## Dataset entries
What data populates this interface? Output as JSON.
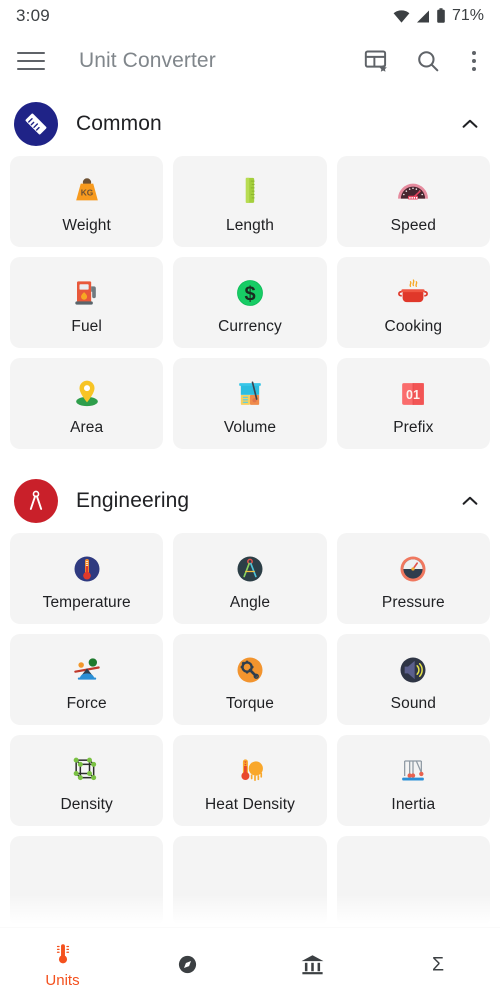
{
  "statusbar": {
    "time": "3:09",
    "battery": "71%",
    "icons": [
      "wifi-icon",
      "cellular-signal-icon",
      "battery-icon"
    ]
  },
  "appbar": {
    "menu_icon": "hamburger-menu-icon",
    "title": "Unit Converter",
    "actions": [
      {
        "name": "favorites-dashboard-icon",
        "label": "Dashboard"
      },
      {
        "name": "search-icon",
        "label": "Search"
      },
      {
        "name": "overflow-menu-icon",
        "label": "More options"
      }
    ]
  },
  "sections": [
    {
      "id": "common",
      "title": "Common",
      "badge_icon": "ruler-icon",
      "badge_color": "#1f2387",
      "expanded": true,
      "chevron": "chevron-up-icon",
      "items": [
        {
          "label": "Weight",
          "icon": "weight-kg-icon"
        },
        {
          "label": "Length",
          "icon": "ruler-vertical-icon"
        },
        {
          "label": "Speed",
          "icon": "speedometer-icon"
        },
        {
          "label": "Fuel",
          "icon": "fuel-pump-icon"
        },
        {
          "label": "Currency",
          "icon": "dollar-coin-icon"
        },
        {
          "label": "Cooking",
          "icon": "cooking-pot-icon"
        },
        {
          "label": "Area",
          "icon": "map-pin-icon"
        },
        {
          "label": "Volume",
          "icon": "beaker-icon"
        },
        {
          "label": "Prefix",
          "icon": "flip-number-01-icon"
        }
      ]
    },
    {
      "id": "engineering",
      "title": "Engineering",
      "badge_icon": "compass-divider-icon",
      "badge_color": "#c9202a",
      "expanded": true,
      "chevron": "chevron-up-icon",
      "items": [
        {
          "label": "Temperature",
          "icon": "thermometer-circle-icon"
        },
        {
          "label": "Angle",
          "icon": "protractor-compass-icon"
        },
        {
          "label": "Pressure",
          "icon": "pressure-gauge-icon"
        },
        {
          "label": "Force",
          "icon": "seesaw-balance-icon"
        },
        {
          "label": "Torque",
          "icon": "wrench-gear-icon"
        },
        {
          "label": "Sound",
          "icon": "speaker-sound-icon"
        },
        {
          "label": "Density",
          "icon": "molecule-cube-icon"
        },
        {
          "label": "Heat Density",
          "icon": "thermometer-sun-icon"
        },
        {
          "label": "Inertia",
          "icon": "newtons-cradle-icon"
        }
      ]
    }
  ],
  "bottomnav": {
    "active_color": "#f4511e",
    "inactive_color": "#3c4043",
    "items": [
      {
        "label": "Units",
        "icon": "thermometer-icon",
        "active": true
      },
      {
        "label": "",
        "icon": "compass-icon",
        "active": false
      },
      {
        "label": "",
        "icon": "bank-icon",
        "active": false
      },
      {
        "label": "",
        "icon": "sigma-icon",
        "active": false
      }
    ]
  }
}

## AIM
How many lines in the records above hold the word "thermometer"? Give only the number.

## RESULT FOR THIS EXERCISE
3